Aim: Search the records for the word "按姓氏笔画排" and pick out every line that has it.
-- Start of Dataset --
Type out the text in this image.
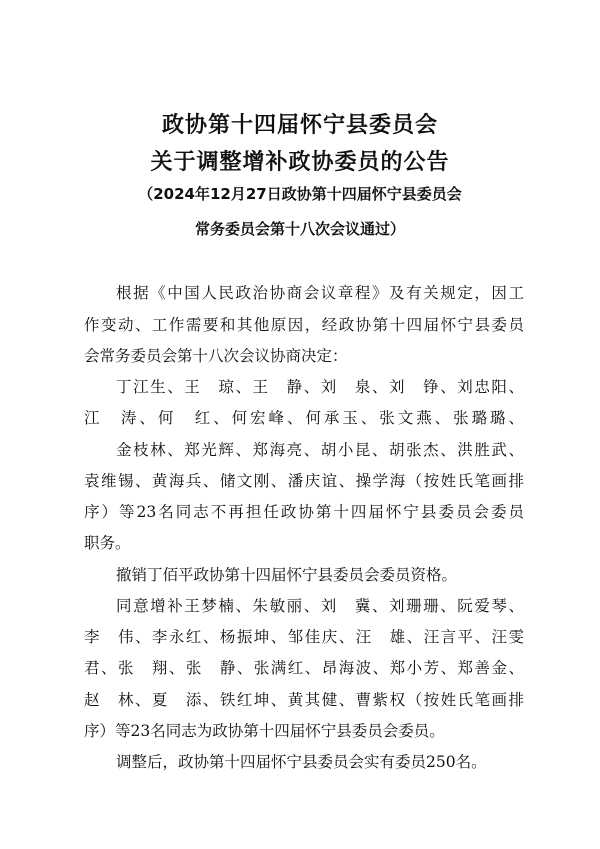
政协第十四届怀宁县委员会
关于调整增补政协委员的公告
（2024年12月27日政协第十四届怀宁县委员会
常务委员会第十八次会议通过）
根据《中国人民政治协商会议章程》及有关规定，因工
作变动、工作需要和其他原因，经政协第十四届怀宁县委员
会常务委员会第十八次会议协商决定：
丁江生、王　琼、王　静、刘　泉、刘　铮、刘忠阳、
江　涛、何　红、何宏峰、何承玉、张文燕、张璐璐、
金枝林、郑光辉、郑海亮、胡小昆、胡张杰、洪胜武、
袁维锡、黄海兵、储文刚、潘庆谊、操学海（按姓氏笔画排
序）等23名同志不再担任政协第十四届怀宁县委员会委员
职务。
撤销丁佰平政协第十四届怀宁县委员会委员资格。
同意增补王梦楠、朱敏丽、刘　冀、刘珊珊、阮爱琴、
李　伟、李永红、杨振坤、邹佳庆、汪　雄、汪言平、汪雯
君、张　翔、张　静、张满红、昂海波、郑小芳、郑善金、
赵　林、夏　添、铁红坤、黄其健、曹紫权（按姓氏笔画排
序）等23名同志为政协第十四届怀宁县委员会委员。
调整后，政协第十四届怀宁县委员会实有委员250名。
-- End of Dataset --
Answer to the task:
袁维锡、黄海兵、储文刚、潘庆谊、操学海（按姓氏笔画排
赵　林、夏　添、铁红坤、黄其健、曹紫权（按姓氏笔画排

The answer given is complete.